[START Exercise inputs]

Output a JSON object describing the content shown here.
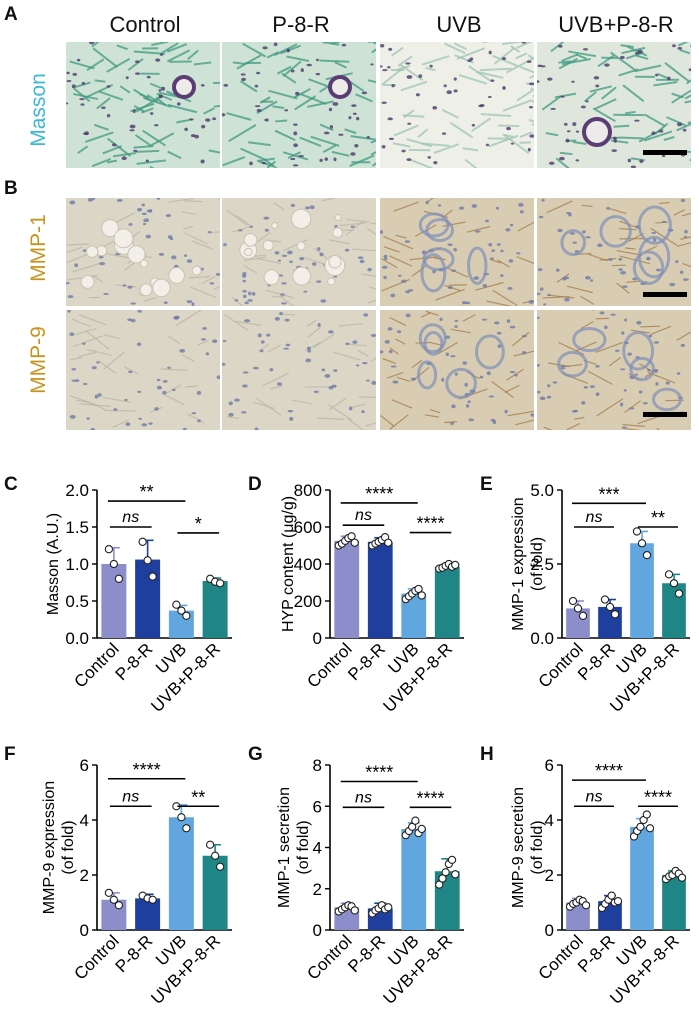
{
  "panels": {
    "A": "A",
    "B": "B",
    "C": "C",
    "D": "D",
    "E": "E",
    "F": "F",
    "G": "G",
    "H": "H"
  },
  "groups": [
    "Control",
    "P-8-R",
    "UVB",
    "UVB+P-8-R"
  ],
  "row_labels": {
    "masson": "Masson",
    "mmp1": "MMP-1",
    "mmp9": "MMP-9"
  },
  "colors": {
    "control": "#8c8ecb",
    "p8r": "#1f3f9e",
    "uvb": "#62a6df",
    "uvbp8r": "#1f8585",
    "masson_label": "#3ab8d8",
    "mmp_label": "#c8941e",
    "masson_stain": "#4aa58c",
    "ihc_bg": "#d9d2bf"
  },
  "chart_data": [
    {
      "panel": "C",
      "type": "bar",
      "categories": [
        "Control",
        "P-8-R",
        "UVB",
        "UVB+P-8-R"
      ],
      "values": [
        1.0,
        1.06,
        0.37,
        0.77
      ],
      "errors": [
        0.22,
        0.26,
        0.07,
        0.04
      ],
      "points": [
        [
          1.2,
          1.0,
          0.8
        ],
        [
          1.3,
          1.05,
          0.83
        ],
        [
          0.45,
          0.37,
          0.3
        ],
        [
          0.8,
          0.76,
          0.74
        ]
      ],
      "ylabel": "Masson (A.U.)",
      "ylim": [
        0,
        2.0
      ],
      "yticks": [
        "0.0",
        "0.5",
        "1.0",
        "1.5",
        "2.0"
      ],
      "brackets": [
        {
          "from": 0,
          "to": 2,
          "label": "**",
          "y": 1.85
        },
        {
          "from": 0,
          "to": 1,
          "label": "ns",
          "y": 1.5
        },
        {
          "from": 2,
          "to": 3,
          "label": "*",
          "y": 1.42
        }
      ]
    },
    {
      "panel": "D",
      "type": "bar",
      "categories": [
        "Control",
        "P-8-R",
        "UVB",
        "UVB+P-8-R"
      ],
      "values": [
        525,
        520,
        240,
        385
      ],
      "errors": [
        25,
        22,
        25,
        12
      ],
      "points": [
        [
          500,
          510,
          525,
          540,
          550,
          515
        ],
        [
          500,
          510,
          520,
          530,
          545,
          515
        ],
        [
          210,
          225,
          240,
          255,
          265,
          230
        ],
        [
          375,
          380,
          390,
          400,
          385,
          395
        ]
      ],
      "ylabel": "HYP content (μg/g)",
      "ylim": [
        0,
        800
      ],
      "yticks": [
        "0",
        "200",
        "400",
        "600",
        "800"
      ],
      "brackets": [
        {
          "from": 0,
          "to": 2,
          "label": "****",
          "y": 730
        },
        {
          "from": 0,
          "to": 1,
          "label": "ns",
          "y": 610
        },
        {
          "from": 2,
          "to": 3,
          "label": "****",
          "y": 570
        }
      ]
    },
    {
      "panel": "E",
      "type": "bar",
      "categories": [
        "Control",
        "P-8-R",
        "UVB",
        "UVB+P-8-R"
      ],
      "values": [
        1.0,
        1.05,
        3.2,
        1.85
      ],
      "errors": [
        0.25,
        0.25,
        0.4,
        0.3
      ],
      "points": [
        [
          1.25,
          1.0,
          0.75
        ],
        [
          1.3,
          1.05,
          0.8
        ],
        [
          3.6,
          3.2,
          2.8
        ],
        [
          2.15,
          1.85,
          1.5
        ]
      ],
      "ylabel": "MMP-1 expression (of fold)",
      "ylim": [
        0,
        5.0
      ],
      "yticks": [
        "0.0",
        "2.5",
        "5.0"
      ],
      "brackets": [
        {
          "from": 0,
          "to": 2,
          "label": "***",
          "y": 4.55
        },
        {
          "from": 0,
          "to": 1,
          "label": "ns",
          "y": 3.75
        },
        {
          "from": 2,
          "to": 3,
          "label": "**",
          "y": 3.75
        }
      ]
    },
    {
      "panel": "F",
      "type": "bar",
      "categories": [
        "Control",
        "P-8-R",
        "UVB",
        "UVB+P-8-R"
      ],
      "values": [
        1.1,
        1.15,
        4.1,
        2.7
      ],
      "errors": [
        0.25,
        0.15,
        0.45,
        0.4
      ],
      "points": [
        [
          1.35,
          1.1,
          0.9
        ],
        [
          1.25,
          1.15,
          1.1
        ],
        [
          4.5,
          4.1,
          3.7
        ],
        [
          3.1,
          2.7,
          2.3
        ]
      ],
      "ylabel": "MMP-9 expression (of fold)",
      "ylim": [
        0,
        6
      ],
      "yticks": [
        "0",
        "2",
        "4",
        "6"
      ],
      "brackets": [
        {
          "from": 0,
          "to": 2,
          "label": "****",
          "y": 5.5
        },
        {
          "from": 0,
          "to": 1,
          "label": "ns",
          "y": 4.5
        },
        {
          "from": 2,
          "to": 3,
          "label": "**",
          "y": 4.5
        }
      ]
    },
    {
      "panel": "G",
      "type": "bar",
      "categories": [
        "Control",
        "P-8-R",
        "UVB",
        "UVB+P-8-R"
      ],
      "values": [
        1.1,
        1.05,
        4.9,
        2.85
      ],
      "errors": [
        0.2,
        0.25,
        0.3,
        0.6
      ],
      "points": [
        [
          0.9,
          1.0,
          1.1,
          1.2,
          1.15,
          0.95
        ],
        [
          0.8,
          0.95,
          1.05,
          1.2,
          1.0,
          1.1
        ],
        [
          4.6,
          4.8,
          5.0,
          5.3,
          4.7,
          4.9
        ],
        [
          2.2,
          2.5,
          2.8,
          3.2,
          3.4,
          2.7
        ]
      ],
      "ylabel": "MMP-1 secretion (of fold)",
      "ylim": [
        0,
        8
      ],
      "yticks": [
        "0",
        "2",
        "4",
        "6",
        "8"
      ],
      "brackets": [
        {
          "from": 0,
          "to": 2,
          "label": "****",
          "y": 7.2
        },
        {
          "from": 0,
          "to": 1,
          "label": "ns",
          "y": 5.95
        },
        {
          "from": 2,
          "to": 3,
          "label": "****",
          "y": 5.95
        }
      ]
    },
    {
      "panel": "H",
      "type": "bar",
      "categories": [
        "Control",
        "P-8-R",
        "UVB",
        "UVB+P-8-R"
      ],
      "values": [
        1.0,
        1.05,
        3.75,
        2.0
      ],
      "errors": [
        0.15,
        0.2,
        0.3,
        0.15
      ],
      "points": [
        [
          0.85,
          0.95,
          1.0,
          1.1,
          1.05,
          0.9
        ],
        [
          0.8,
          0.95,
          1.1,
          1.25,
          1.0,
          1.05
        ],
        [
          3.4,
          3.6,
          3.75,
          4.0,
          4.2,
          3.7
        ],
        [
          1.85,
          1.95,
          2.0,
          2.15,
          2.05,
          1.9
        ]
      ],
      "ylabel": "MMP-9 secretion (of fold)",
      "ylim": [
        0,
        6
      ],
      "yticks": [
        "0",
        "2",
        "4",
        "6"
      ],
      "brackets": [
        {
          "from": 0,
          "to": 2,
          "label": "****",
          "y": 5.45
        },
        {
          "from": 0,
          "to": 1,
          "label": "ns",
          "y": 4.5
        },
        {
          "from": 2,
          "to": 3,
          "label": "****",
          "y": 4.5
        }
      ]
    }
  ]
}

[END Exercise inputs]

-- Task directions --
Every record above should be transcribed exactly; the pictures stay out of the copy.

-- Result below --
Output a JSON object describing the content shown here.
{
  "panels": {
    "A": "A",
    "B": "B",
    "C": "C",
    "D": "D",
    "E": "E",
    "F": "F",
    "G": "G",
    "H": "H"
  },
  "groups": [
    "Control",
    "P-8-R",
    "UVB",
    "UVB+P-8-R"
  ],
  "row_labels": {
    "masson": "Masson",
    "mmp1": "MMP-1",
    "mmp9": "MMP-9"
  },
  "colors": {
    "control": "#8c8ecb",
    "p8r": "#1f3f9e",
    "uvb": "#62a6df",
    "uvbp8r": "#1f8585",
    "masson_label": "#3ab8d8",
    "mmp_label": "#c8941e",
    "masson_stain": "#4aa58c",
    "ihc_bg": "#d9d2bf"
  },
  "chart_data": [
    {
      "panel": "C",
      "type": "bar",
      "categories": [
        "Control",
        "P-8-R",
        "UVB",
        "UVB+P-8-R"
      ],
      "values": [
        1.0,
        1.06,
        0.37,
        0.77
      ],
      "errors": [
        0.22,
        0.26,
        0.07,
        0.04
      ],
      "points": [
        [
          1.2,
          1.0,
          0.8
        ],
        [
          1.3,
          1.05,
          0.83
        ],
        [
          0.45,
          0.37,
          0.3
        ],
        [
          0.8,
          0.76,
          0.74
        ]
      ],
      "ylabel": "Masson (A.U.)",
      "ylim": [
        0,
        2.0
      ],
      "yticks": [
        "0.0",
        "0.5",
        "1.0",
        "1.5",
        "2.0"
      ],
      "brackets": [
        {
          "from": 0,
          "to": 2,
          "label": "**",
          "y": 1.85
        },
        {
          "from": 0,
          "to": 1,
          "label": "ns",
          "y": 1.5
        },
        {
          "from": 2,
          "to": 3,
          "label": "*",
          "y": 1.42
        }
      ]
    },
    {
      "panel": "D",
      "type": "bar",
      "categories": [
        "Control",
        "P-8-R",
        "UVB",
        "UVB+P-8-R"
      ],
      "values": [
        525,
        520,
        240,
        385
      ],
      "errors": [
        25,
        22,
        25,
        12
      ],
      "points": [
        [
          500,
          510,
          525,
          540,
          550,
          515
        ],
        [
          500,
          510,
          520,
          530,
          545,
          515
        ],
        [
          210,
          225,
          240,
          255,
          265,
          230
        ],
        [
          375,
          380,
          390,
          400,
          385,
          395
        ]
      ],
      "ylabel": "HYP content (μg/g)",
      "ylim": [
        0,
        800
      ],
      "yticks": [
        "0",
        "200",
        "400",
        "600",
        "800"
      ],
      "brackets": [
        {
          "from": 0,
          "to": 2,
          "label": "****",
          "y": 730
        },
        {
          "from": 0,
          "to": 1,
          "label": "ns",
          "y": 610
        },
        {
          "from": 2,
          "to": 3,
          "label": "****",
          "y": 570
        }
      ]
    },
    {
      "panel": "E",
      "type": "bar",
      "categories": [
        "Control",
        "P-8-R",
        "UVB",
        "UVB+P-8-R"
      ],
      "values": [
        1.0,
        1.05,
        3.2,
        1.85
      ],
      "errors": [
        0.25,
        0.25,
        0.4,
        0.3
      ],
      "points": [
        [
          1.25,
          1.0,
          0.75
        ],
        [
          1.3,
          1.05,
          0.8
        ],
        [
          3.6,
          3.2,
          2.8
        ],
        [
          2.15,
          1.85,
          1.5
        ]
      ],
      "ylabel": "MMP-1 expression (of fold)",
      "ylim": [
        0,
        5.0
      ],
      "yticks": [
        "0.0",
        "2.5",
        "5.0"
      ],
      "brackets": [
        {
          "from": 0,
          "to": 2,
          "label": "***",
          "y": 4.55
        },
        {
          "from": 0,
          "to": 1,
          "label": "ns",
          "y": 3.75
        },
        {
          "from": 2,
          "to": 3,
          "label": "**",
          "y": 3.75
        }
      ]
    },
    {
      "panel": "F",
      "type": "bar",
      "categories": [
        "Control",
        "P-8-R",
        "UVB",
        "UVB+P-8-R"
      ],
      "values": [
        1.1,
        1.15,
        4.1,
        2.7
      ],
      "errors": [
        0.25,
        0.15,
        0.45,
        0.4
      ],
      "points": [
        [
          1.35,
          1.1,
          0.9
        ],
        [
          1.25,
          1.15,
          1.1
        ],
        [
          4.5,
          4.1,
          3.7
        ],
        [
          3.1,
          2.7,
          2.3
        ]
      ],
      "ylabel": "MMP-9 expression (of fold)",
      "ylim": [
        0,
        6
      ],
      "yticks": [
        "0",
        "2",
        "4",
        "6"
      ],
      "brackets": [
        {
          "from": 0,
          "to": 2,
          "label": "****",
          "y": 5.5
        },
        {
          "from": 0,
          "to": 1,
          "label": "ns",
          "y": 4.5
        },
        {
          "from": 2,
          "to": 3,
          "label": "**",
          "y": 4.5
        }
      ]
    },
    {
      "panel": "G",
      "type": "bar",
      "categories": [
        "Control",
        "P-8-R",
        "UVB",
        "UVB+P-8-R"
      ],
      "values": [
        1.1,
        1.05,
        4.9,
        2.85
      ],
      "errors": [
        0.2,
        0.25,
        0.3,
        0.6
      ],
      "points": [
        [
          0.9,
          1.0,
          1.1,
          1.2,
          1.15,
          0.95
        ],
        [
          0.8,
          0.95,
          1.05,
          1.2,
          1.0,
          1.1
        ],
        [
          4.6,
          4.8,
          5.0,
          5.3,
          4.7,
          4.9
        ],
        [
          2.2,
          2.5,
          2.8,
          3.2,
          3.4,
          2.7
        ]
      ],
      "ylabel": "MMP-1 secretion (of fold)",
      "ylim": [
        0,
        8
      ],
      "yticks": [
        "0",
        "2",
        "4",
        "6",
        "8"
      ],
      "brackets": [
        {
          "from": 0,
          "to": 2,
          "label": "****",
          "y": 7.2
        },
        {
          "from": 0,
          "to": 1,
          "label": "ns",
          "y": 5.95
        },
        {
          "from": 2,
          "to": 3,
          "label": "****",
          "y": 5.95
        }
      ]
    },
    {
      "panel": "H",
      "type": "bar",
      "categories": [
        "Control",
        "P-8-R",
        "UVB",
        "UVB+P-8-R"
      ],
      "values": [
        1.0,
        1.05,
        3.75,
        2.0
      ],
      "errors": [
        0.15,
        0.2,
        0.3,
        0.15
      ],
      "points": [
        [
          0.85,
          0.95,
          1.0,
          1.1,
          1.05,
          0.9
        ],
        [
          0.8,
          0.95,
          1.1,
          1.25,
          1.0,
          1.05
        ],
        [
          3.4,
          3.6,
          3.75,
          4.0,
          4.2,
          3.7
        ],
        [
          1.85,
          1.95,
          2.0,
          2.15,
          2.05,
          1.9
        ]
      ],
      "ylabel": "MMP-9 secretion (of fold)",
      "ylim": [
        0,
        6
      ],
      "yticks": [
        "0",
        "2",
        "4",
        "6"
      ],
      "brackets": [
        {
          "from": 0,
          "to": 2,
          "label": "****",
          "y": 5.45
        },
        {
          "from": 0,
          "to": 1,
          "label": "ns",
          "y": 4.5
        },
        {
          "from": 2,
          "to": 3,
          "label": "****",
          "y": 4.5
        }
      ]
    }
  ]
}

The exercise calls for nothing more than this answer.